Given request:
Quote each line of the material verbatim, without the pictures.

::: Records for this task :::

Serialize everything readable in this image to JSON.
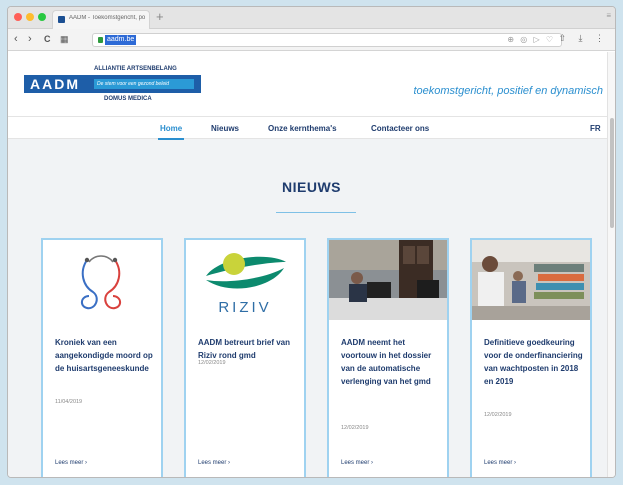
{
  "browser": {
    "tab_title": "AADM - Toekomstgericht, po",
    "new_tab": "+",
    "tab_menu": "≡",
    "back": "‹",
    "forward": "›",
    "reload": "C",
    "grid": "▦",
    "url": "aadm.be",
    "url_icons": "⊕ ◎ ▷ ♡",
    "toolbar_icons": "⇧ ⤓ ⋮"
  },
  "header": {
    "logo_top": "ALLIANTIE ARTSENBELANG",
    "logo_main": "AADM",
    "logo_slogan": "De stem voor een gezond beleid",
    "logo_bottom": "DOMUS MEDICA",
    "tagline": "toekomstgericht, positief en dynamisch"
  },
  "nav": {
    "items": [
      {
        "label": "Home"
      },
      {
        "label": "Nieuws"
      },
      {
        "label": "Onze kernthema's"
      },
      {
        "label": "Contacteer ons"
      }
    ],
    "language": "FR"
  },
  "section": {
    "title": "NIEUWS"
  },
  "cards": [
    {
      "title": "Kroniek van een aangekondigde moord op de huisartsgeneeskunde",
      "date": "11/04/2019",
      "more": "Lees meer ›",
      "image": "stethoscope-image"
    },
    {
      "title": "AADM betreurt brief van Riziv rond gmd",
      "date": "12/02/2019",
      "more": "Lees meer ›",
      "image": "riziv-logo",
      "logo_text": "RIZIV"
    },
    {
      "title": "AADM neemt het voortouw in het dossier van de automatische verlenging van het gmd",
      "date": "12/02/2019",
      "more": "Lees meer ›",
      "image": "office-photo"
    },
    {
      "title": "Definitieve goedkeuring voor de onderfinanciering van wachtposten in 2018 en 2019",
      "date": "12/02/2019",
      "more": "Lees meer ›",
      "image": "desk-photo"
    }
  ],
  "colors": {
    "brand_navy": "#1f3c6e",
    "brand_blue": "#2b8fcf",
    "card_border": "#9fd2f0"
  }
}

:::

Answer to this problem:
Serialize everything readable in this image to JSON.
{
  "browser": {
    "tab_title": "AADM - Toekomstgericht, po",
    "new_tab": "+",
    "tab_menu": "≡",
    "back": "‹",
    "forward": "›",
    "reload": "C",
    "grid": "▦",
    "url": "aadm.be",
    "url_icons": "⊕ ◎ ▷ ♡",
    "toolbar_icons": "⇧ ⤓ ⋮"
  },
  "header": {
    "logo_top": "ALLIANTIE ARTSENBELANG",
    "logo_main": "AADM",
    "logo_slogan": "De stem voor een gezond beleid",
    "logo_bottom": "DOMUS MEDICA",
    "tagline": "toekomstgericht, positief en dynamisch"
  },
  "nav": {
    "items": [
      {
        "label": "Home"
      },
      {
        "label": "Nieuws"
      },
      {
        "label": "Onze kernthema's"
      },
      {
        "label": "Contacteer ons"
      }
    ],
    "language": "FR"
  },
  "section": {
    "title": "NIEUWS"
  },
  "cards": [
    {
      "title": "Kroniek van een aangekondigde moord op de huisartsgeneeskunde",
      "date": "11/04/2019",
      "more": "Lees meer ›",
      "image": "stethoscope-image"
    },
    {
      "title": "AADM betreurt brief van Riziv rond gmd",
      "date": "12/02/2019",
      "more": "Lees meer ›",
      "image": "riziv-logo",
      "logo_text": "RIZIV"
    },
    {
      "title": "AADM neemt het voortouw in het dossier van de automatische verlenging van het gmd",
      "date": "12/02/2019",
      "more": "Lees meer ›",
      "image": "office-photo"
    },
    {
      "title": "Definitieve goedkeuring voor de onderfinanciering van wachtposten in 2018 en 2019",
      "date": "12/02/2019",
      "more": "Lees meer ›",
      "image": "desk-photo"
    }
  ],
  "colors": {
    "brand_navy": "#1f3c6e",
    "brand_blue": "#2b8fcf",
    "card_border": "#9fd2f0"
  }
}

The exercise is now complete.